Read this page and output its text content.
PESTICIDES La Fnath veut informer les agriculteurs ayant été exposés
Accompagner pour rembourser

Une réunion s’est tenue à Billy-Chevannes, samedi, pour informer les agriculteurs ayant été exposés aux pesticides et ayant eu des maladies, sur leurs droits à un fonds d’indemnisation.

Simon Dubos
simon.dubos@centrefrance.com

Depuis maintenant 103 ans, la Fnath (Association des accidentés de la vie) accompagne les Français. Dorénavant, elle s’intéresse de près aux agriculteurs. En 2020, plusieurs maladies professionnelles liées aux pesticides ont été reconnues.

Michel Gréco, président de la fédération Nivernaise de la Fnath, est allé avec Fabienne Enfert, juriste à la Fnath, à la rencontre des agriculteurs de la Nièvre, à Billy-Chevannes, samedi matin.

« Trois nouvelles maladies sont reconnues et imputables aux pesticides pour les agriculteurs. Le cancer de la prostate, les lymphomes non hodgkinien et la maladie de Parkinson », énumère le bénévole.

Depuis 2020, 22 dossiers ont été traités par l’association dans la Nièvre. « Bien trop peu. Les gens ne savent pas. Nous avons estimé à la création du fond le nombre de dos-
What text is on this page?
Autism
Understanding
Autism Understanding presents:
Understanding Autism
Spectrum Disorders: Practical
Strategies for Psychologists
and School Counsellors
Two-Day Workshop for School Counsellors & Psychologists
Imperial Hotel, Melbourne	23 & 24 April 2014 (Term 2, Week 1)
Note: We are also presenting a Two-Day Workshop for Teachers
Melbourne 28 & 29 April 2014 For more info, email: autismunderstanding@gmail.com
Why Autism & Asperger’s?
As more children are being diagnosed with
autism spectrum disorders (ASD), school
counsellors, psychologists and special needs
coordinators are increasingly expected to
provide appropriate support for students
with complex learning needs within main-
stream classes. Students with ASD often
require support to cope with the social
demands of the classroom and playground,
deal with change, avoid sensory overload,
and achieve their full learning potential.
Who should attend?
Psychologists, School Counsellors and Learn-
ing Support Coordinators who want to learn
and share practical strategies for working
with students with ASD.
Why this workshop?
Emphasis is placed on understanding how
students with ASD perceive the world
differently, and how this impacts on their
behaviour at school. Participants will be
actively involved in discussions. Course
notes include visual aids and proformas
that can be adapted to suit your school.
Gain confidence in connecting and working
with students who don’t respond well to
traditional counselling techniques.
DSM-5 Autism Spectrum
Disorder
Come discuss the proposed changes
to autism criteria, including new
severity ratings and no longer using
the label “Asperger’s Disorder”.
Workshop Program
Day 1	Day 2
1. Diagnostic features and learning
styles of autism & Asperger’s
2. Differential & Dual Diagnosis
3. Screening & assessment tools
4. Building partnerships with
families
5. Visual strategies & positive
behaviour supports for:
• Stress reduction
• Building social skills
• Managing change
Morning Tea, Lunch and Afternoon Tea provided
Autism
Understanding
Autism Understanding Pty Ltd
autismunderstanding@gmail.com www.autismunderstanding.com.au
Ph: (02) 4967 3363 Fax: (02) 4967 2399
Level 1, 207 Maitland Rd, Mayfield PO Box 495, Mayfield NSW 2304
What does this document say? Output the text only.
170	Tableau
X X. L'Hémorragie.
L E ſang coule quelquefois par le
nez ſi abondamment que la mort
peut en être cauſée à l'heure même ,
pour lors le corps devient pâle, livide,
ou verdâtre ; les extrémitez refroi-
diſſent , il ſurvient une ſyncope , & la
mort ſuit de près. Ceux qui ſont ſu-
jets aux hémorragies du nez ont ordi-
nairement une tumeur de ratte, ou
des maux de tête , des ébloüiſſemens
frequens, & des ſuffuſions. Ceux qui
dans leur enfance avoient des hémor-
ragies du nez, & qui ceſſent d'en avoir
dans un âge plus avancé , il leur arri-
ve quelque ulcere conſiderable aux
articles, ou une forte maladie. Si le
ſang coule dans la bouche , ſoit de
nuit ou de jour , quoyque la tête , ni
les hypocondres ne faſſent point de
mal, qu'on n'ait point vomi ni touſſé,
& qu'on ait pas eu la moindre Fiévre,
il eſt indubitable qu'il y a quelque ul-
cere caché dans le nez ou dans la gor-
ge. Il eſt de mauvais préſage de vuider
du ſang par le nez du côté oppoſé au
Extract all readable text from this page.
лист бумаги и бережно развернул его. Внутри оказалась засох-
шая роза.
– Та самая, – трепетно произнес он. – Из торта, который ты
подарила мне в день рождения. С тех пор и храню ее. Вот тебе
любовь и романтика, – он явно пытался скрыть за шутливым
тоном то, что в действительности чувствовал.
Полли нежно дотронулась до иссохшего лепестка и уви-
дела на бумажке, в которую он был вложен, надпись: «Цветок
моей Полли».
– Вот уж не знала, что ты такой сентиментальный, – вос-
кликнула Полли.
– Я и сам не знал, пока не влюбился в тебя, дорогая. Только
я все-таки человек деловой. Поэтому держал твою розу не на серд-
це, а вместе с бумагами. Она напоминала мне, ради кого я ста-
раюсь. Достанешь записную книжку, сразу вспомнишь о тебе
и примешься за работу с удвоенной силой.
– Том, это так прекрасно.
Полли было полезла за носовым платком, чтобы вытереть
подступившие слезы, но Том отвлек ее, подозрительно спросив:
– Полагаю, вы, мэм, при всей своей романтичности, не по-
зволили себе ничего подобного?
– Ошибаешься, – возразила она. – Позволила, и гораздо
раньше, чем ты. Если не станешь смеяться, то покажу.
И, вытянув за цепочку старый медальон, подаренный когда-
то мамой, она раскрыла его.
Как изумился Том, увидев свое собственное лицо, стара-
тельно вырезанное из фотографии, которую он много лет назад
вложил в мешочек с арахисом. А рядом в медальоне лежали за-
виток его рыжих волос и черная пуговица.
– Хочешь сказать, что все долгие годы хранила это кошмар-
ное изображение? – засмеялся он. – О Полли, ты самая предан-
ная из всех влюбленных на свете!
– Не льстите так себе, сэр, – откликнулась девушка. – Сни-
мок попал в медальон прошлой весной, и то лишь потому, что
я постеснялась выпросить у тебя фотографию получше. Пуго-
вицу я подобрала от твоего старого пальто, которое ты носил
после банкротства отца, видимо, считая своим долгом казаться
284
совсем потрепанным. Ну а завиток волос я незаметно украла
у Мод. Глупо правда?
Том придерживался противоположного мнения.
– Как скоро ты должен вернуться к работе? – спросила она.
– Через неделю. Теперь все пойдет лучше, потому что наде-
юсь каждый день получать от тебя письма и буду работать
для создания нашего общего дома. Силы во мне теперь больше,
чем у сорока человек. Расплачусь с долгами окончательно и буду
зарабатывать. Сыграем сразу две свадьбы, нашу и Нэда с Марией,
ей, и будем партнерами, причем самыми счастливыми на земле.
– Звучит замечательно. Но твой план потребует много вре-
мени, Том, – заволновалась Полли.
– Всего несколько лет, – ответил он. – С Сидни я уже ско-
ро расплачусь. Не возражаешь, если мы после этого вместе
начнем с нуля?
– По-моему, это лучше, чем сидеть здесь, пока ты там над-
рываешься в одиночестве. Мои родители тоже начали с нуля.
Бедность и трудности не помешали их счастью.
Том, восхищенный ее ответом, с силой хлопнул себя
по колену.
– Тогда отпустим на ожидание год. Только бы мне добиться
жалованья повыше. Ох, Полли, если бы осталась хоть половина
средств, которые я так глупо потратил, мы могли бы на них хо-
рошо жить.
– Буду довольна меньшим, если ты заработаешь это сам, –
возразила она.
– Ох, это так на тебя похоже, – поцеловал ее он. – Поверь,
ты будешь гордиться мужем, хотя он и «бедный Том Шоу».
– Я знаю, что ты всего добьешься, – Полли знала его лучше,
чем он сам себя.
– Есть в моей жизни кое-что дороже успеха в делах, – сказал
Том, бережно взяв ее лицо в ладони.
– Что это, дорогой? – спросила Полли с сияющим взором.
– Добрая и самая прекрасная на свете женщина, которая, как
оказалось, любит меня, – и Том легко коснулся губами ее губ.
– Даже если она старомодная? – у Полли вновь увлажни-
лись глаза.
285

* **WHAT TO DO**:
Pick out, from the lines above, every one that contains the string "тебе".

* **CORRECT ANSWER**:
подарила мне в день рождения. С тех пор и храню ее. Вот тебе
раюсь. Достанешь записную книжку, сразу вспомнишь о тебе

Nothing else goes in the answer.